• **Set exercise**
Output each entry verbatim and exclude every picture from it.

######

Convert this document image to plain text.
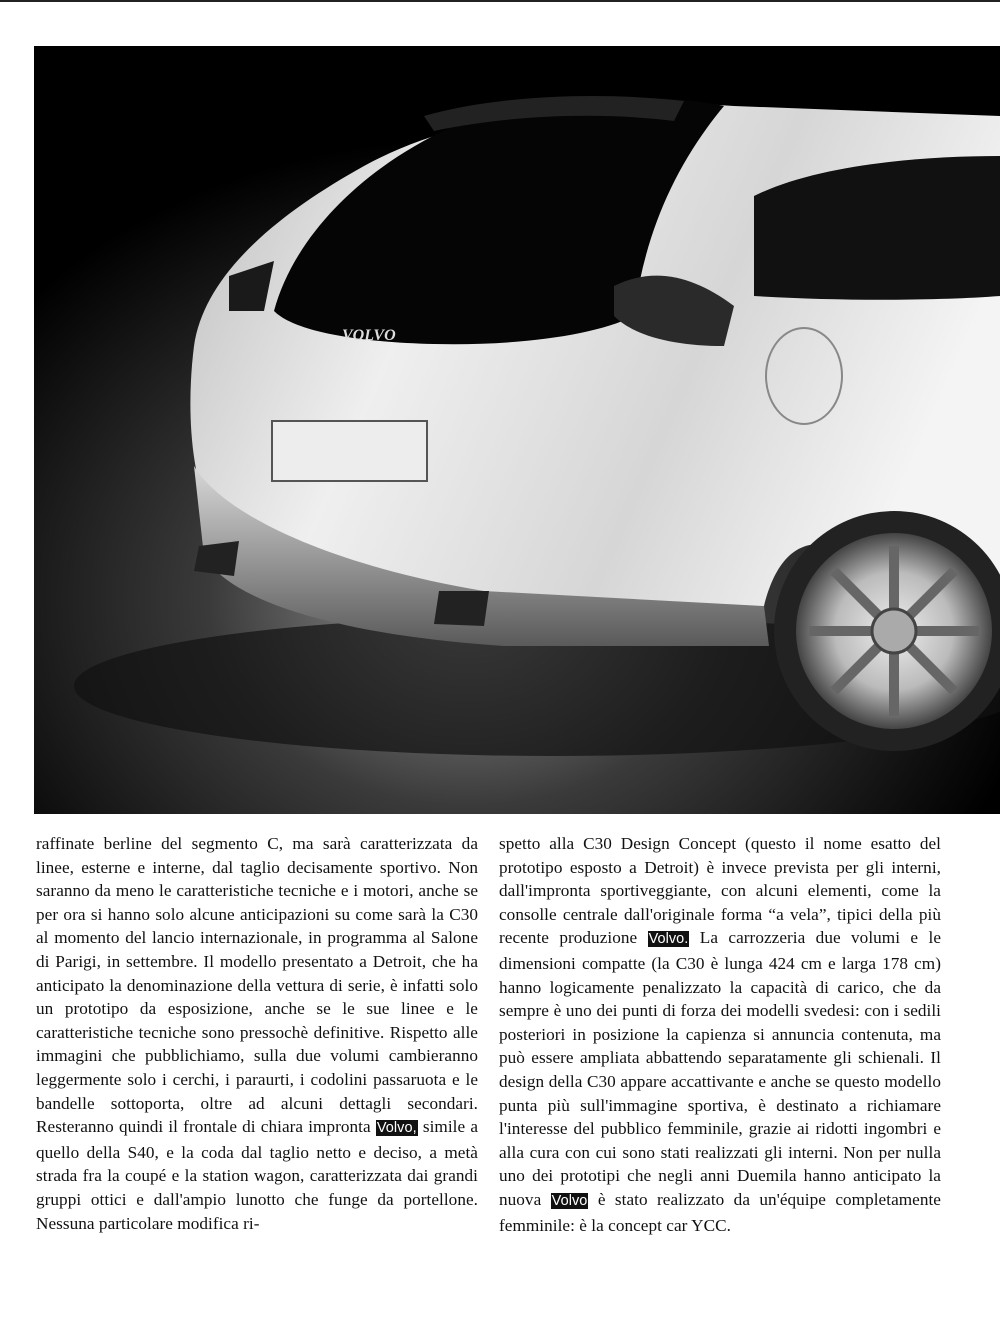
VOLVO

raffinate berline del segmento C, ma sarà caratterizzata da linee, esterne e interne, dal taglio decisamente sportivo. Non saranno da meno le caratteristiche tecniche e i motori, anche se per ora si hanno solo alcune anticipazioni su come sarà la C30 al momento del lancio internazionale, in programma al Salone di Parigi, in settembre. Il modello presentato a Detroit, che ha anticipato la denominazione della vettura di serie, è infatti solo un prototipo da esposizione, anche se le sue linee e le caratteristiche tecniche sono pressochè definitive. Rispetto alle immagini che pubblichiamo, sulla due volumi cambieranno leggermente solo i cerchi, i paraurti, i codolini passaruota e le bandelle sottoporta, oltre ad alcuni dettagli secondari. Resteranno quindi il frontale di chiara impronta Volvo, simile a quello della S40, e la coda dal taglio netto e deciso, a metà strada fra la coupé e la station wagon, caratterizzata dai grandi gruppi ottici e dall'ampio lunotto che funge da portellone. Nessuna particolare modifica ri-

spetto alla C30 Design Concept (questo il nome esatto del prototipo esposto a Detroit) è invece prevista per gli interni, dall'impronta sportiveggiante, con alcuni elementi, come la consolle centrale dall'originale forma “a vela”, tipici della più recente produzione Volvo. La carrozzeria due volumi e le dimensioni compatte (la C30 è lunga 424 cm e larga 178 cm) hanno logicamente penalizzato la capacità di carico, che da sempre è uno dei punti di forza dei modelli svedesi: con i sedili posteriori in posizione la capienza si annuncia contenuta, ma può essere ampliata abbattendo separatamente gli schienali. Il design della C30 appare accattivante e anche se questo modello punta più sull'immagine sportiva, è destinato a richiamare l'interesse del pubblico femminile, grazie ai ridotti ingombri e alla cura con cui sono stati realizzati gli interni. Non per nulla uno dei prototipi che negli anni Duemila hanno anticipato la nuova Volvo è stato realizzato da un'équipe completamente femminile: è la concept car YCC.
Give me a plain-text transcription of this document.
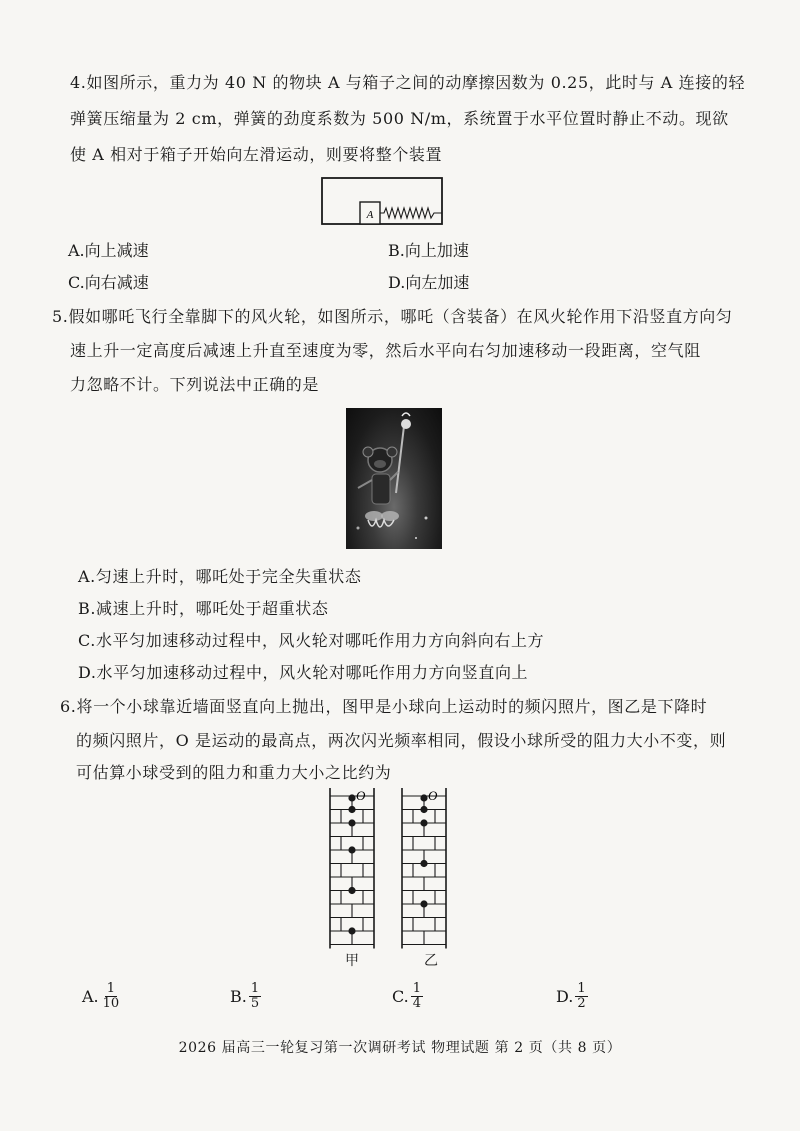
4.如图所示，重力为 40 N 的物块 A 与箱子之间的动摩擦因数为 0.25，此时与 A 连接的轻
弹簧压缩量为 2 cm，弹簧的劲度系数为 500 N/m，系统置于水平位置时静止不动。现欲
使 A 相对于箱子开始向左滑运动，则要将整个装置
A
A.向上减速	B.向上加速
C.向右减速	D.向左加速
5.假如哪吒飞行全靠脚下的风火轮，如图所示，哪吒（含装备）在风火轮作用下沿竖直方向匀
速上升一定高度后减速上升直至速度为零，然后水平向右匀加速移动一段距离，空气阻
力忽略不计。下列说法中正确的是
A.匀速上升时，哪吒处于完全失重状态
B.减速上升时，哪吒处于超重状态
C.水平匀加速移动过程中，风火轮对哪吒作用力方向斜向右上方
D.水平匀加速移动过程中，风火轮对哪吒作用力方向竖直向上
6.将一个小球靠近墙面竖直向上抛出，图甲是小球向上运动时的频闪照片，图乙是下降时
的频闪照片，O 是运动的最高点，两次闪光频率相同，假设小球所受的阻力大小不变，则
可估算小球受到的阻力和重力大小之比约为
O	O
甲	乙
A. $\frac{1}{10}$	B. $\frac{1}{5}$	C. $\frac{1}{4}$	D. $\frac{1}{2}$
2026 届高三一轮复习第一次调研考试 物理试题 第 2 页（共 8 页）
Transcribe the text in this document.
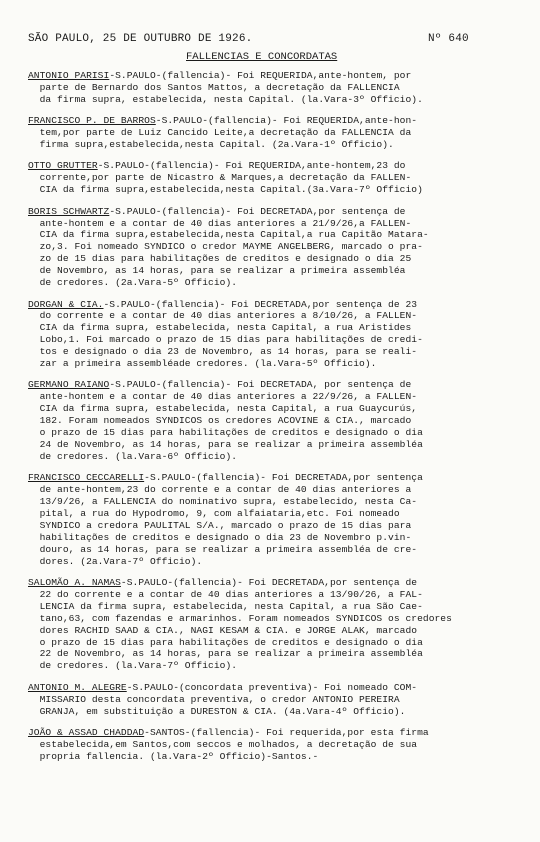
SÃO PAULO, 25 DE OUTUBRO DE 1926.	Nº 640
FALLENCIAS E CONCORDATAS
ANTONIO PARISI-S.PAULO-(fallencia)- Foi REQUERIDA,ante-hontem, por
parte de Bernardo dos Santos Mattos, a decretação da FALLENCIA
da firma supra, estabelecida, nesta Capital. (la.Vara-3º Officio).
FRANCISCO P. DE BARROS-S.PAULO-(fallencia)- Foi REQUERIDA,ante-hon-
tem,por parte de Luiz Cancido Leite,a decretação da FALLENCIA da
firma supra,estabelecida,nesta Capital. (2a.Vara-1º Officio).
OTTO GRUTTER-S.PAULO-(fallencia)- Foi REQUERIDA,ante-hontem,23 do
corrente,por parte de Nicastro & Marques,a decretação da FALLEN-
CIA da firma supra,estabelecida,nesta Capital.(3a.Vara-7º Officio)
BORIS SCHWARTZ-S.PAULO-(fallencia)- Foi DECRETADA,por sentença de
ante-hontem e a contar de 40 dias anteriores a 21/9/26,a FALLEN-
CIA da firma supra,estabelecida,nesta Capital,a rua Capitão Matara-
zo,3. Foi nomeado SYNDICO o credor MAYME ANGELBERG, marcado o pra-
zo de 15 dias para habilitações de creditos e designado o dia 25
de Novembro, as 14 horas, para se realizar a primeira assembléa
de credores. (2a.Vara-5º Officio).
DORGAN & CIA.-S.PAULO-(fallencia)- Foi DECRETADA,por sentença de 23
do corrente e a contar de 40 dias anteriores a 8/10/26, a FALLEN-
CIA da firma supra, estabelecida, nesta Capital, a rua Aristides
Lobo,1. Foi marcado o prazo de 15 dias para habilitações de credi-
tos e designado o dia 23 de Novembro, as 14 horas, para se reali-
zar a primeira assembléade credores. (la.Vara-5º Officio).
GERMANO RAIANO-S.PAULO-(fallencia)- Foi DECRETADA, por sentença de
ante-hontem e a contar de 40 dias anteriores a 22/9/26, a FALLEN-
CIA da firma supra, estabelecida, nesta Capital, a rua Guaycurús,
182. Foram nomeados SYNDICOS os credores ACOVINE & CIA., marcado
o prazo de 15 dias para habilitações de creditos e designado o dia
24 de Novembro, as 14 horas, para se realizar a primeira assembléa
de credores. (la.Vara-6º Officio).
FRANCISCO CECCARELLI-S.PAULO-(fallencia)- Foi DECRETADA,por sentença
de ante-hontem,23 do corrente e a contar de 40 dias anteriores a
13/9/26, a FALLENCIA do nominativo supra, estabelecido, nesta Ca-
pital, a rua do Hypodromo, 9, com alfaiataria,etc. Foi nomeado
SYNDICO a credora PAULITAL S/A., marcado o prazo de 15 dias para
habilitações de creditos e designado o dia 23 de Novembro p.vin-
douro, as 14 horas, para se realizar a primeira assembléa de cre-
dores. (2a.Vara-7º Officio).
SALOMÃO A. NAMAS-S.PAULO-(fallencia)- Foi DECRETADA,por sentença de
22 do corrente e a contar de 40 dias anteriores a 13/90/26, a FAL-
LENCIA da firma supra, estabelecida, nesta Capital, a rua São Cae-
tano,63, com fazendas e armarinhos. Foram nomeados SYNDICOS os credores
dores RACHID SAAD & CIA., NAGI KESAM & CIA. e JORGE ALAK, marcado
o prazo de 15 dias para habilitações de creditos e designado o dia
22 de Novembro, as 14 horas, para se realizar a primeira assembléa
de credores. (la.Vara-7º Officio).
ANTONIO M. ALEGRE-S.PAULO-(concordata preventiva)- Foi nomeado COM-
MISSARIO desta concordata preventiva, o credor ANTONIO PEREIRA
GRANJA, em substituição a DURESTON & CIA. (4a.Vara-4º Officio).
JOÃO & ASSAD CHADDAD-SANTOS-(fallencia)- Foi requerida,por esta firma
estabelecida,em Santos,com seccos e molhados, a decretação de sua
propria fallencia. (la.Vara-2º Officio)-Santos.-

######

• **Worked solution**
Convert this document image to plain text.
VOLVO

raffinate berline del segmento C, ma sarà caratterizzata da linee, esterne e interne, dal taglio decisamente sportivo. Non saranno da meno le caratteristiche tecniche e i motori, anche se per ora si hanno solo alcune anticipazioni su come sarà la C30 al momento del lancio internazionale, in programma al Salone di Parigi, in settembre. Il modello presentato a Detroit, che ha anticipato la denominazione della vettura di serie, è infatti solo un prototipo da esposizione, anche se le sue linee e le caratteristiche tecniche sono pressochè definitive. Rispetto alle immagini che pubblichiamo, sulla due volumi cambieranno leggermente solo i cerchi, i paraurti, i codolini passaruota e le bandelle sottoporta, oltre ad alcuni dettagli secondari. Resteranno quindi il frontale di chiara impronta Volvo, simile a quello della S40, e la coda dal taglio netto e deciso, a metà strada fra la coupé e la station wagon, caratterizzata dai grandi gruppi ottici e dall'ampio lunotto che funge da portellone. Nessuna particolare modifica ri-

spetto alla C30 Design Concept (questo il nome esatto del prototipo esposto a Detroit) è invece prevista per gli interni, dall'impronta sportiveggiante, con alcuni elementi, come la consolle centrale dall'originale forma “a vela”, tipici della più recente produzione Volvo. La carrozzeria due volumi e le dimensioni compatte (la C30 è lunga 424 cm e larga 178 cm) hanno logicamente penalizzato la capacità di carico, che da sempre è uno dei punti di forza dei modelli svedesi: con i sedili posteriori in posizione la capienza si annuncia contenuta, ma può essere ampliata abbattendo separatamente gli schienali. Il design della C30 appare accattivante e anche se questo modello punta più sull'immagine sportiva, è destinato a richiamare l'interesse del pubblico femminile, grazie ai ridotti ingombri e alla cura con cui sono stati realizzati gli interni. Non per nulla uno dei prototipi che negli anni Duemila hanno anticipato la nuova Volvo è stato realizzato da un'équipe completamente femminile: è la concept car YCC.
Give me a plain-text transcription of this document.
4.如图所示，重力为 40 N 的物块 A 与箱子之间的动摩擦因数为 0.25，此时与 A 连接的轻
弹簧压缩量为 2 cm，弹簧的劲度系数为 500 N/m，系统置于水平位置时静止不动。现欲
使 A 相对于箱子开始向左滑运动，则要将整个装置
A
A.向上减速	B.向上加速
C.向右减速	D.向左加速
5.假如哪吒飞行全靠脚下的风火轮，如图所示，哪吒（含装备）在风火轮作用下沿竖直方向匀
速上升一定高度后减速上升直至速度为零，然后水平向右匀加速移动一段距离，空气阻
力忽略不计。下列说法中正确的是
A.匀速上升时，哪吒处于完全失重状态
B.减速上升时，哪吒处于超重状态
C.水平匀加速移动过程中，风火轮对哪吒作用力方向斜向右上方
D.水平匀加速移动过程中，风火轮对哪吒作用力方向竖直向上
6.将一个小球靠近墙面竖直向上抛出，图甲是小球向上运动时的频闪照片，图乙是下降时
的频闪照片，O 是运动的最高点，两次闪光频率相同，假设小球所受的阻力大小不变，则
可估算小球受到的阻力和重力大小之比约为
O	O
甲	乙
A. $\frac{1}{10}$	B. $\frac{1}{5}$	C. $\frac{1}{4}$	D. $\frac{1}{2}$
2026 届高三一轮复习第一次调研考试 物理试题 第 2 页（共 8 页）
Transcribe the text in this document.
SÃO PAULO, 25 DE OUTUBRO DE 1926.	Nº 640
FALLENCIAS E CONCORDATAS
ANTONIO PARISI-S.PAULO-(fallencia)- Foi REQUERIDA,ante-hontem, por
parte de Bernardo dos Santos Mattos, a decretação da FALLENCIA
da firma supra, estabelecida, nesta Capital. (la.Vara-3º Officio).
FRANCISCO P. DE BARROS-S.PAULO-(fallencia)- Foi REQUERIDA,ante-hon-
tem,por parte de Luiz Cancido Leite,a decretação da FALLENCIA da
firma supra,estabelecida,nesta Capital. (2a.Vara-1º Officio).
OTTO GRUTTER-S.PAULO-(fallencia)- Foi REQUERIDA,ante-hontem,23 do
corrente,por parte de Nicastro & Marques,a decretação da FALLEN-
CIA da firma supra,estabelecida,nesta Capital.(3a.Vara-7º Officio)
BORIS SCHWARTZ-S.PAULO-(fallencia)- Foi DECRETADA,por sentença de
ante-hontem e a contar de 40 dias anteriores a 21/9/26,a FALLEN-
CIA da firma supra,estabelecida,nesta Capital,a rua Capitão Matara-
zo,3. Foi nomeado SYNDICO o credor MAYME ANGELBERG, marcado o pra-
zo de 15 dias para habilitações de creditos e designado o dia 25
de Novembro, as 14 horas, para se realizar a primeira assembléa
de credores. (2a.Vara-5º Officio).
DORGAN & CIA.-S.PAULO-(fallencia)- Foi DECRETADA,por sentença de 23
do corrente e a contar de 40 dias anteriores a 8/10/26, a FALLEN-
CIA da firma supra, estabelecida, nesta Capital, a rua Aristides
Lobo,1. Foi marcado o prazo de 15 dias para habilitações de credi-
tos e designado o dia 23 de Novembro, as 14 horas, para se reali-
zar a primeira assembléade credores. (la.Vara-5º Officio).
GERMANO RAIANO-S.PAULO-(fallencia)- Foi DECRETADA, por sentença de
ante-hontem e a contar de 40 dias anteriores a 22/9/26, a FALLEN-
CIA da firma supra, estabelecida, nesta Capital, a rua Guaycurús,
182. Foram nomeados SYNDICOS os credores ACOVINE & CIA., marcado
o prazo de 15 dias para habilitações de creditos e designado o dia
24 de Novembro, as 14 horas, para se realizar a primeira assembléa
de credores. (la.Vara-6º Officio).
FRANCISCO CECCARELLI-S.PAULO-(fallencia)- Foi DECRETADA,por sentença
de ante-hontem,23 do corrente e a contar de 40 dias anteriores a
13/9/26, a FALLENCIA do nominativo supra, estabelecido, nesta Ca-
pital, a rua do Hypodromo, 9, com alfaiataria,etc. Foi nomeado
SYNDICO a credora PAULITAL S/A., marcado o prazo de 15 dias para
habilitações de creditos e designado o dia 23 de Novembro p.vin-
douro, as 14 horas, para se realizar a primeira assembléa de cre-
dores. (2a.Vara-7º Officio).
SALOMÃO A. NAMAS-S.PAULO-(fallencia)- Foi DECRETADA,por sentença de
22 do corrente e a contar de 40 dias anteriores a 13/90/26, a FAL-
LENCIA da firma supra, estabelecida, nesta Capital, a rua São Cae-
tano,63, com fazendas e armarinhos. Foram nomeados SYNDICOS os credores
dores RACHID SAAD & CIA., NAGI KESAM & CIA. e JORGE ALAK, marcado
o prazo de 15 dias para habilitações de creditos e designado o dia
22 de Novembro, as 14 horas, para se realizar a primeira assembléa
de credores. (la.Vara-7º Officio).
ANTONIO M. ALEGRE-S.PAULO-(concordata preventiva)- Foi nomeado COM-
MISSARIO desta concordata preventiva, o credor ANTONIO PEREIRA
GRANJA, em substituição a DURESTON & CIA. (4a.Vara-4º Officio).
JOÃO & ASSAD CHADDAD-SANTOS-(fallencia)- Foi requerida,por esta firma
estabelecida,em Santos,com seccos e molhados, a decretação de sua
propria fallencia. (la.Vara-2º Officio)-Santos.-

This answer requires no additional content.